Start of Dataset records

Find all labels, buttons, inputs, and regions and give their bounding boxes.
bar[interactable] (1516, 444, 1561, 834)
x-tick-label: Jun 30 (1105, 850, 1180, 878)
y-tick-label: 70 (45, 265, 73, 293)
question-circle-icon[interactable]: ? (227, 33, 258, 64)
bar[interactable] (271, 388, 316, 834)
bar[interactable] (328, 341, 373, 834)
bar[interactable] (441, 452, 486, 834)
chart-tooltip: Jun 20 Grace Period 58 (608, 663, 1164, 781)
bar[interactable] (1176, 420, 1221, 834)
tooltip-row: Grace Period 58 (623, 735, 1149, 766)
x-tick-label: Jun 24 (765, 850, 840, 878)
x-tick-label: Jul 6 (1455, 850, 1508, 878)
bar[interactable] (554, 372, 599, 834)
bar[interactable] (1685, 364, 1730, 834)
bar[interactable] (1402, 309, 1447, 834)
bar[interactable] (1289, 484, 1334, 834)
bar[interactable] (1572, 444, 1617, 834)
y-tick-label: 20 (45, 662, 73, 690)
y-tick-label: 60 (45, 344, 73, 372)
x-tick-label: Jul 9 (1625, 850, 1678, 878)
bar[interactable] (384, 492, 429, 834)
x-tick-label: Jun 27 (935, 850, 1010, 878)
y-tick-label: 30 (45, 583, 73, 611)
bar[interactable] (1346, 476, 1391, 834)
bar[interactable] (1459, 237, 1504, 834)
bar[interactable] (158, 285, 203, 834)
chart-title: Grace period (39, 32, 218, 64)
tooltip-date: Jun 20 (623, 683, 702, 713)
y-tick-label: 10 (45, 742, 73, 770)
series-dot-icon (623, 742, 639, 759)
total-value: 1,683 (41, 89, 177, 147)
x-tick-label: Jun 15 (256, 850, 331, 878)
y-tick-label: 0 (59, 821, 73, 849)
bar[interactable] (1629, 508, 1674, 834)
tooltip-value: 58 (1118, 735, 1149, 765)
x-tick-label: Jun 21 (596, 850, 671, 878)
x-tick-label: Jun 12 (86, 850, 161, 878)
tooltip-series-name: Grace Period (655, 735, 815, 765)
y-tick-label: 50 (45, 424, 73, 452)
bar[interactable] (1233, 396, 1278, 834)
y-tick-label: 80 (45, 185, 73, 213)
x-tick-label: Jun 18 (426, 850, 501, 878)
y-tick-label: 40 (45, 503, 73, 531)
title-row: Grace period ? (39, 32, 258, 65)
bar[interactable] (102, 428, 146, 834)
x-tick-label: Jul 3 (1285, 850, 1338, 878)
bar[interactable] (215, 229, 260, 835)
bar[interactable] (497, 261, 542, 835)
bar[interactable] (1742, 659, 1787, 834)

End of Dataset records

_To be done_
Return all of the rows above, unchanged and in their original order.

_Answer in full_
Find all labels, buttons, inputs, and regions and give their bounding boxes.
bar[interactable] (1516, 444, 1561, 834)
x-tick-label: Jun 30 (1105, 850, 1180, 878)
y-tick-label: 70 (45, 265, 73, 293)
question-circle-icon[interactable]: ? (227, 33, 258, 64)
bar[interactable] (271, 388, 316, 834)
bar[interactable] (328, 341, 373, 834)
bar[interactable] (441, 452, 486, 834)
chart-tooltip: Jun 20 Grace Period 58 (608, 663, 1164, 781)
bar[interactable] (1176, 420, 1221, 834)
tooltip-row: Grace Period 58 (623, 735, 1149, 766)
x-tick-label: Jun 24 (765, 850, 840, 878)
x-tick-label: Jul 6 (1455, 850, 1508, 878)
bar[interactable] (554, 372, 599, 834)
bar[interactable] (1685, 364, 1730, 834)
bar[interactable] (1402, 309, 1447, 834)
bar[interactable] (1289, 484, 1334, 834)
bar[interactable] (1572, 444, 1617, 834)
y-tick-label: 20 (45, 662, 73, 690)
y-tick-label: 60 (45, 344, 73, 372)
x-tick-label: Jul 9 (1625, 850, 1678, 878)
bar[interactable] (384, 492, 429, 834)
x-tick-label: Jun 27 (935, 850, 1010, 878)
y-tick-label: 30 (45, 583, 73, 611)
bar[interactable] (1346, 476, 1391, 834)
bar[interactable] (1459, 237, 1504, 834)
bar[interactable] (158, 285, 203, 834)
chart-title: Grace period (39, 32, 218, 64)
tooltip-date: Jun 20 (623, 683, 702, 713)
y-tick-label: 10 (45, 742, 73, 770)
series-dot-icon (623, 742, 639, 759)
total-value: 1,683 (41, 89, 177, 147)
x-tick-label: Jun 15 (256, 850, 331, 878)
y-tick-label: 0 (59, 821, 73, 849)
bar[interactable] (1629, 508, 1674, 834)
tooltip-value: 58 (1118, 735, 1149, 765)
x-tick-label: Jun 21 (596, 850, 671, 878)
x-tick-label: Jun 12 (86, 850, 161, 878)
tooltip-series-name: Grace Period (655, 735, 815, 765)
y-tick-label: 50 (45, 424, 73, 452)
bar[interactable] (1233, 396, 1278, 834)
y-tick-label: 80 (45, 185, 73, 213)
x-tick-label: Jun 18 (426, 850, 501, 878)
y-tick-label: 40 (45, 503, 73, 531)
title-row: Grace period ? (39, 32, 258, 65)
bar[interactable] (102, 428, 146, 834)
x-tick-label: Jul 3 (1285, 850, 1338, 878)
bar[interactable] (215, 229, 260, 835)
bar[interactable] (497, 261, 542, 835)
bar[interactable] (1742, 659, 1787, 834)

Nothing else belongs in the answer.